◆ WHAT TO WORK ON
Write every record out again exactly as given.

◆ AVAILABLE DATA
• • • • •
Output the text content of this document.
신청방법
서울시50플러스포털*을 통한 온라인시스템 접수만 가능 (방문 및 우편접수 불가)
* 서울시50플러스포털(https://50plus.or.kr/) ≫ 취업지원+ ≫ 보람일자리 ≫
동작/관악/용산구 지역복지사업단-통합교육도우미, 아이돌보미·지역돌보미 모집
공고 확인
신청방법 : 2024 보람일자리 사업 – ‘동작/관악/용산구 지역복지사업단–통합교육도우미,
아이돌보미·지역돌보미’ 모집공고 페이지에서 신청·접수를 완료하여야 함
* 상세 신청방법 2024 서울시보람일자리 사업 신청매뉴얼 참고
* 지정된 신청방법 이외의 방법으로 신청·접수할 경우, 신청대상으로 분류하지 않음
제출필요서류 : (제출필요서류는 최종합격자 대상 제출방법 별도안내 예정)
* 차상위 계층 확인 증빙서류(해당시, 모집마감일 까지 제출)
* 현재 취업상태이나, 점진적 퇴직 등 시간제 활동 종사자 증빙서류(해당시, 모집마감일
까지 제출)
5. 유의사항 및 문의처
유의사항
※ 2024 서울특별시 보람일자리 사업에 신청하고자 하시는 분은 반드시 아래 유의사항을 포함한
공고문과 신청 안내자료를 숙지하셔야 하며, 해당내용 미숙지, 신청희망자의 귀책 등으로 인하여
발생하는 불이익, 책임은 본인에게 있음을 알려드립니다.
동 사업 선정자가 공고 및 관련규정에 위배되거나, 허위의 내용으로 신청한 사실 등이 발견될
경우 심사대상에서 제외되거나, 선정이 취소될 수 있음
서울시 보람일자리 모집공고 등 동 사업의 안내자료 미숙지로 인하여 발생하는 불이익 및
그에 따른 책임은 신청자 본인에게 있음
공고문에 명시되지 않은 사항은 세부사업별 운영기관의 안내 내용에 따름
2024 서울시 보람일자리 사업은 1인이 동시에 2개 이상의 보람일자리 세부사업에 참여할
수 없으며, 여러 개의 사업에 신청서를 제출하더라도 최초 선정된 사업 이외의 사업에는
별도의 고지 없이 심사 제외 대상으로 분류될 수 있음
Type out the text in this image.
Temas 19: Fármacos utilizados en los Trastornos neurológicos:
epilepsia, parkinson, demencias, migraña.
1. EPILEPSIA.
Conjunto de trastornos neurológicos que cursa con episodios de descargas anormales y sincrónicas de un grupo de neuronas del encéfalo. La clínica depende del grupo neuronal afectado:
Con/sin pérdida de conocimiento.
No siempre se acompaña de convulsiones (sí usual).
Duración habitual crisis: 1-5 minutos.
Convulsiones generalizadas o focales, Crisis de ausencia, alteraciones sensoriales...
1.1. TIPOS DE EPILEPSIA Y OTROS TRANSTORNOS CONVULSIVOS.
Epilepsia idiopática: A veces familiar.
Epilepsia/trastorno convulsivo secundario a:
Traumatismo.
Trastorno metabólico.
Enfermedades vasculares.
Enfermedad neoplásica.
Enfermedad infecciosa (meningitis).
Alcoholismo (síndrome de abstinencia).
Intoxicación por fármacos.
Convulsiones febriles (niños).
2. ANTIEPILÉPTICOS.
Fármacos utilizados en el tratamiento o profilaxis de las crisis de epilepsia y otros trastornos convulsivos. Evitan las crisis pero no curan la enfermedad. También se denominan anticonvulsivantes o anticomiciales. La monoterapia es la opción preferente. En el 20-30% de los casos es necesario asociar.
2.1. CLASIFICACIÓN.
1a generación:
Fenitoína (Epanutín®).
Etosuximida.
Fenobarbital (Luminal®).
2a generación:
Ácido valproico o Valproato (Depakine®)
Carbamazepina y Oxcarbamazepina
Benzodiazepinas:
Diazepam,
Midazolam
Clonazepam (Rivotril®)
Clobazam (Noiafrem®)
• • • • •
◆ COMPLETE RESPONSE
Output the text content of this document.
신청방법
서울시50플러스포털*을 통한 온라인시스템 접수만 가능 (방문 및 우편접수 불가)
* 서울시50플러스포털(https://50plus.or.kr/) ≫ 취업지원+ ≫ 보람일자리 ≫
동작/관악/용산구 지역복지사업단-통합교육도우미, 아이돌보미·지역돌보미 모집
공고 확인
신청방법 : 2024 보람일자리 사업 – ‘동작/관악/용산구 지역복지사업단–통합교육도우미,
아이돌보미·지역돌보미’ 모집공고 페이지에서 신청·접수를 완료하여야 함
* 상세 신청방법 2024 서울시보람일자리 사업 신청매뉴얼 참고
* 지정된 신청방법 이외의 방법으로 신청·접수할 경우, 신청대상으로 분류하지 않음
제출필요서류 : (제출필요서류는 최종합격자 대상 제출방법 별도안내 예정)
* 차상위 계층 확인 증빙서류(해당시, 모집마감일 까지 제출)
* 현재 취업상태이나, 점진적 퇴직 등 시간제 활동 종사자 증빙서류(해당시, 모집마감일
까지 제출)
5. 유의사항 및 문의처
유의사항
※ 2024 서울특별시 보람일자리 사업에 신청하고자 하시는 분은 반드시 아래 유의사항을 포함한
공고문과 신청 안내자료를 숙지하셔야 하며, 해당내용 미숙지, 신청희망자의 귀책 등으로 인하여
발생하는 불이익, 책임은 본인에게 있음을 알려드립니다.
동 사업 선정자가 공고 및 관련규정에 위배되거나, 허위의 내용으로 신청한 사실 등이 발견될
경우 심사대상에서 제외되거나, 선정이 취소될 수 있음
서울시 보람일자리 모집공고 등 동 사업의 안내자료 미숙지로 인하여 발생하는 불이익 및
그에 따른 책임은 신청자 본인에게 있음
공고문에 명시되지 않은 사항은 세부사업별 운영기관의 안내 내용에 따름
2024 서울시 보람일자리 사업은 1인이 동시에 2개 이상의 보람일자리 세부사업에 참여할
수 없으며, 여러 개의 사업에 신청서를 제출하더라도 최초 선정된 사업 이외의 사업에는
별도의 고지 없이 심사 제외 대상으로 분류될 수 있음
Type out the text in this image.
Temas 19: Fármacos utilizados en los Trastornos neurológicos:
epilepsia, parkinson, demencias, migraña.
1. EPILEPSIA.
Conjunto de trastornos neurológicos que cursa con episodios de descargas anormales y sincrónicas de un grupo de neuronas del encéfalo. La clínica depende del grupo neuronal afectado:
Con/sin pérdida de conocimiento.
No siempre se acompaña de convulsiones (sí usual).
Duración habitual crisis: 1-5 minutos.
Convulsiones generalizadas o focales, Crisis de ausencia, alteraciones sensoriales...
1.1. TIPOS DE EPILEPSIA Y OTROS TRANSTORNOS CONVULSIVOS.
Epilepsia idiopática: A veces familiar.
Epilepsia/trastorno convulsivo secundario a:
Traumatismo.
Trastorno metabólico.
Enfermedades vasculares.
Enfermedad neoplásica.
Enfermedad infecciosa (meningitis).
Alcoholismo (síndrome de abstinencia).
Intoxicación por fármacos.
Convulsiones febriles (niños).
2. ANTIEPILÉPTICOS.
Fármacos utilizados en el tratamiento o profilaxis de las crisis de epilepsia y otros trastornos convulsivos. Evitan las crisis pero no curan la enfermedad. También se denominan anticonvulsivantes o anticomiciales. La monoterapia es la opción preferente. En el 20-30% de los casos es necesario asociar.
2.1. CLASIFICACIÓN.
1a generación:
Fenitoína (Epanutín®).
Etosuximida.
Fenobarbital (Luminal®).
2a generación:
Ácido valproico o Valproato (Depakine®)
Carbamazepina y Oxcarbamazepina
Benzodiazepinas:
Diazepam,
Midazolam
Clonazepam (Rivotril®)
Clobazam (Noiafrem®)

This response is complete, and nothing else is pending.